Data excerpts
--------------------

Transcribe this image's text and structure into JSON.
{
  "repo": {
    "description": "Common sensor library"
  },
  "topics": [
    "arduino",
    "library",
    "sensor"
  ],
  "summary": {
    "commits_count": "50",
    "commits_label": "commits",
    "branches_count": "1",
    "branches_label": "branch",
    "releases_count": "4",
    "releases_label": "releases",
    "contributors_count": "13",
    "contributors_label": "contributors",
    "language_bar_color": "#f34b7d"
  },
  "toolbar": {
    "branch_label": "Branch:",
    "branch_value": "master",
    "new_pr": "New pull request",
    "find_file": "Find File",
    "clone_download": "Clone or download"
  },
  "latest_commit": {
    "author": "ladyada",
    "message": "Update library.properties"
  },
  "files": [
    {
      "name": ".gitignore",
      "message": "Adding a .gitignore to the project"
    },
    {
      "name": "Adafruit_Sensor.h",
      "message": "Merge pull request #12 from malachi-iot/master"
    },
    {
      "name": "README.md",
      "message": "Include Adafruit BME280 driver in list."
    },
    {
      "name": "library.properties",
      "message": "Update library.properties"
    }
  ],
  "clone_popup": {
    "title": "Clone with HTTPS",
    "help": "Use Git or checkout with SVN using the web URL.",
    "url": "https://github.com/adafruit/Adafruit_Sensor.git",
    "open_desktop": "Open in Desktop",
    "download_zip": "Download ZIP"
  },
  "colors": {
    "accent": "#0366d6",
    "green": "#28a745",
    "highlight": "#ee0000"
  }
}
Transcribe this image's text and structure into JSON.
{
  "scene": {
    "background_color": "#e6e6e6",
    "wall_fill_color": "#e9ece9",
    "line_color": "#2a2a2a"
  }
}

--------------------

Instruction
Each line that has the word "pull" should be copied.

Solution to the problem
    "new_pr": "New pull request",
      "message": "Merge pull request #12 from malachi-iot/master"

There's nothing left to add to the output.